• [Given exercise]:
Copy the records below exactly as they appear.

━━━

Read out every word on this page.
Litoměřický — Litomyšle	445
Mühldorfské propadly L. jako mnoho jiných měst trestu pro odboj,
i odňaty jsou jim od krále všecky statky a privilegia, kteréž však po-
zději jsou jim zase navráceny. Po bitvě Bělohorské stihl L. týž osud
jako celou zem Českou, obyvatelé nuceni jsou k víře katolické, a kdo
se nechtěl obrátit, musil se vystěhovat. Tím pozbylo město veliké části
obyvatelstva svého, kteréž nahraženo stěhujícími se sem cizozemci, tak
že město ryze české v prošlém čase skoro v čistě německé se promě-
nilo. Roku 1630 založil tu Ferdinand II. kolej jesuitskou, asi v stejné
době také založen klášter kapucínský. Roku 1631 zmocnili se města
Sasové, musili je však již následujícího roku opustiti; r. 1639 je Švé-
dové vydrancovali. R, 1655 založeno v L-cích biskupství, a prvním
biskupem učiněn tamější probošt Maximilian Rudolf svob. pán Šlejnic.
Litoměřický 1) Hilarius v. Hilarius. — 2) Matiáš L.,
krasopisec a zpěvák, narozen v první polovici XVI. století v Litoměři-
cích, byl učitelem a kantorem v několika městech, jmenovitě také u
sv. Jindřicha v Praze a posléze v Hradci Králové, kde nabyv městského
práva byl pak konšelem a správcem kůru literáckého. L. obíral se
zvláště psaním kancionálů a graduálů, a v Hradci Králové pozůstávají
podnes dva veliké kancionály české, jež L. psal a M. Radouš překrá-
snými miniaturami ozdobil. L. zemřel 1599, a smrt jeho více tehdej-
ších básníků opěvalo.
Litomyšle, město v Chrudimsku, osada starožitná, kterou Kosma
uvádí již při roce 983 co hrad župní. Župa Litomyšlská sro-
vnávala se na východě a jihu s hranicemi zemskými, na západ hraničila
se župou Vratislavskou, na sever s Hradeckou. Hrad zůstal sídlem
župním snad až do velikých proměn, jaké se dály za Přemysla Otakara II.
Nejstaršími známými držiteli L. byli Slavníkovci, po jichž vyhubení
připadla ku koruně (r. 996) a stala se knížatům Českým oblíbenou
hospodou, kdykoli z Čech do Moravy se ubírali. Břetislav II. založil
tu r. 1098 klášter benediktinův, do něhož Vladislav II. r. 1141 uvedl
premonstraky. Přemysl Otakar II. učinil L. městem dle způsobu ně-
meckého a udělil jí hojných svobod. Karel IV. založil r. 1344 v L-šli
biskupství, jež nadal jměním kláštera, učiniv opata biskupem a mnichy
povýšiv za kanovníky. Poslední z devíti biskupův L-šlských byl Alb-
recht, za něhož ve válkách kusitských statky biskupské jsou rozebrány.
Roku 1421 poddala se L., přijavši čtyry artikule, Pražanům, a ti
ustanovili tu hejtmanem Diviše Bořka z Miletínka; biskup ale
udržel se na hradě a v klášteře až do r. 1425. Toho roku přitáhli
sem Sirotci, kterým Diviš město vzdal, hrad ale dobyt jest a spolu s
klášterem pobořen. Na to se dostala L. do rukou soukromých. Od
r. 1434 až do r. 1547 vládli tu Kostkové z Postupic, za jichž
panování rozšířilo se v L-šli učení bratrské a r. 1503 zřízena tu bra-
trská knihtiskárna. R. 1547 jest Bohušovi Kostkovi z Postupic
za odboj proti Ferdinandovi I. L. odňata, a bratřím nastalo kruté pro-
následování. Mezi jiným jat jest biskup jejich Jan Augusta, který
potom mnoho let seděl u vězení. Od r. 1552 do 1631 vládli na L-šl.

━━━

• [Answer to this exercise]:
Read out every word on this page.
Litoměřický — Litomyšle	445
Mühldorfské propadly L. jako mnoho jiných měst trestu pro odboj,
i odňaty jsou jim od krále všecky statky a privilegia, kteréž však po-
zději jsou jim zase navráceny. Po bitvě Bělohorské stihl L. týž osud
jako celou zem Českou, obyvatelé nuceni jsou k víře katolické, a kdo
se nechtěl obrátit, musil se vystěhovat. Tím pozbylo město veliké části
obyvatelstva svého, kteréž nahraženo stěhujícími se sem cizozemci, tak
že město ryze české v prošlém čase skoro v čistě německé se promě-
nilo. Roku 1630 založil tu Ferdinand II. kolej jesuitskou, asi v stejné
době také založen klášter kapucínský. Roku 1631 zmocnili se města
Sasové, musili je však již následujícího roku opustiti; r. 1639 je Švé-
dové vydrancovali. R, 1655 založeno v L-cích biskupství, a prvním
biskupem učiněn tamější probošt Maximilian Rudolf svob. pán Šlejnic.
Litoměřický 1) Hilarius v. Hilarius. — 2) Matiáš L.,
krasopisec a zpěvák, narozen v první polovici XVI. století v Litoměři-
cích, byl učitelem a kantorem v několika městech, jmenovitě také u
sv. Jindřicha v Praze a posléze v Hradci Králové, kde nabyv městského
práva byl pak konšelem a správcem kůru literáckého. L. obíral se
zvláště psaním kancionálů a graduálů, a v Hradci Králové pozůstávají
podnes dva veliké kancionály české, jež L. psal a M. Radouš překrá-
snými miniaturami ozdobil. L. zemřel 1599, a smrt jeho více tehdej-
ších básníků opěvalo.
Litomyšle, město v Chrudimsku, osada starožitná, kterou Kosma
uvádí již při roce 983 co hrad župní. Župa Litomyšlská sro-
vnávala se na východě a jihu s hranicemi zemskými, na západ hraničila
se župou Vratislavskou, na sever s Hradeckou. Hrad zůstal sídlem
župním snad až do velikých proměn, jaké se dály za Přemysla Otakara II.
Nejstaršími známými držiteli L. byli Slavníkovci, po jichž vyhubení
připadla ku koruně (r. 996) a stala se knížatům Českým oblíbenou
hospodou, kdykoli z Čech do Moravy se ubírali. Břetislav II. založil
tu r. 1098 klášter benediktinův, do něhož Vladislav II. r. 1141 uvedl
premonstraky. Přemysl Otakar II. učinil L. městem dle způsobu ně-
meckého a udělil jí hojných svobod. Karel IV. založil r. 1344 v L-šli
biskupství, jež nadal jměním kláštera, učiniv opata biskupem a mnichy
povýšiv za kanovníky. Poslední z devíti biskupův L-šlských byl Alb-
recht, za něhož ve válkách kusitských statky biskupské jsou rozebrány.
Roku 1421 poddala se L., přijavši čtyry artikule, Pražanům, a ti
ustanovili tu hejtmanem Diviše Bořka z Miletínka; biskup ale
udržel se na hradě a v klášteře až do r. 1425. Toho roku přitáhli
sem Sirotci, kterým Diviš město vzdal, hrad ale dobyt jest a spolu s
klášterem pobořen. Na to se dostala L. do rukou soukromých. Od
r. 1434 až do r. 1547 vládli tu Kostkové z Postupic, za jichž
panování rozšířilo se v L-šli učení bratrské a r. 1503 zřízena tu bra-
trská knihtiskárna. R. 1547 jest Bohušovi Kostkovi z Postupic
za odboj proti Ferdinandovi I. L. odňata, a bratřím nastalo kruté pro-
následování. Mezi jiným jat jest biskup jejich Jan Augusta, který
potom mnoho let seděl u vězení. Od r. 1552 do 1631 vládli na L-šl.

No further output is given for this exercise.